[start]

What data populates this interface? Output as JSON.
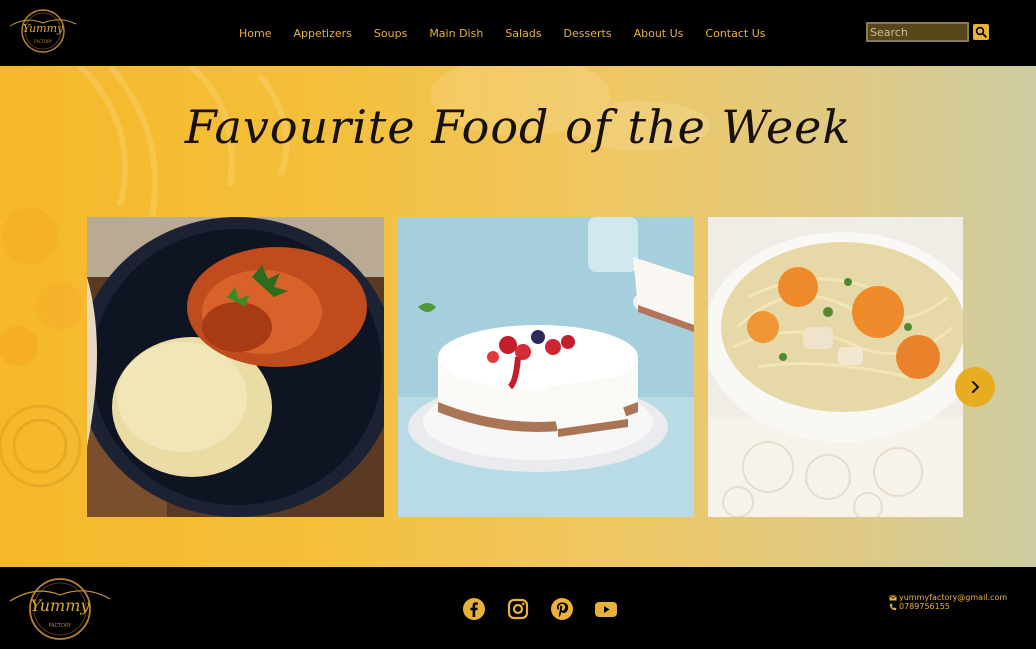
{
  "header": {
    "logo_text": "Yummy",
    "logo_subtext": "FACTORY",
    "nav": [
      {
        "label": "Home"
      },
      {
        "label": "Appetizers"
      },
      {
        "label": "Soups"
      },
      {
        "label": "Main Dish"
      },
      {
        "label": "Salads"
      },
      {
        "label": "Desserts"
      },
      {
        "label": "About Us"
      },
      {
        "label": "Contact Us"
      }
    ],
    "search": {
      "placeholder": "Search",
      "value": ""
    }
  },
  "hero": {
    "title": "Favourite Food of the Week",
    "slides": [
      {
        "image": "curry-with-rice-photo"
      },
      {
        "image": "berry-cheesecake-photo"
      },
      {
        "image": "chicken-noodle-soup-photo"
      }
    ],
    "next_icon": "chevron-right-icon"
  },
  "footer": {
    "logo_text": "Yummy",
    "logo_subtext": "FACTORY",
    "social": [
      "facebook-icon",
      "instagram-icon",
      "pinterest-icon",
      "youtube-icon"
    ],
    "email": "yummyfactory@gmail.com",
    "phone": "0789756155"
  },
  "colors": {
    "accent": "#e8b13a",
    "header_bg": "#000000",
    "hero_gradient_start": "#f6b82a",
    "hero_gradient_end": "#cdcca2"
  }
}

[end]

_Exercise goal:_ Reproduce the entries exactly. Do not carry over any picture.

_Response to this exercise:_
What data populates this interface? Output as JSON.
{
  "header": {
    "logo_text": "Yummy",
    "logo_subtext": "FACTORY",
    "nav": [
      {
        "label": "Home"
      },
      {
        "label": "Appetizers"
      },
      {
        "label": "Soups"
      },
      {
        "label": "Main Dish"
      },
      {
        "label": "Salads"
      },
      {
        "label": "Desserts"
      },
      {
        "label": "About Us"
      },
      {
        "label": "Contact Us"
      }
    ],
    "search": {
      "placeholder": "Search",
      "value": ""
    }
  },
  "hero": {
    "title": "Favourite Food of the Week",
    "slides": [
      {
        "image": "curry-with-rice-photo"
      },
      {
        "image": "berry-cheesecake-photo"
      },
      {
        "image": "chicken-noodle-soup-photo"
      }
    ],
    "next_icon": "chevron-right-icon"
  },
  "footer": {
    "logo_text": "Yummy",
    "logo_subtext": "FACTORY",
    "social": [
      "facebook-icon",
      "instagram-icon",
      "pinterest-icon",
      "youtube-icon"
    ],
    "email": "yummyfactory@gmail.com",
    "phone": "0789756155"
  },
  "colors": {
    "accent": "#e8b13a",
    "header_bg": "#000000",
    "hero_gradient_start": "#f6b82a",
    "hero_gradient_end": "#cdcca2"
  }
}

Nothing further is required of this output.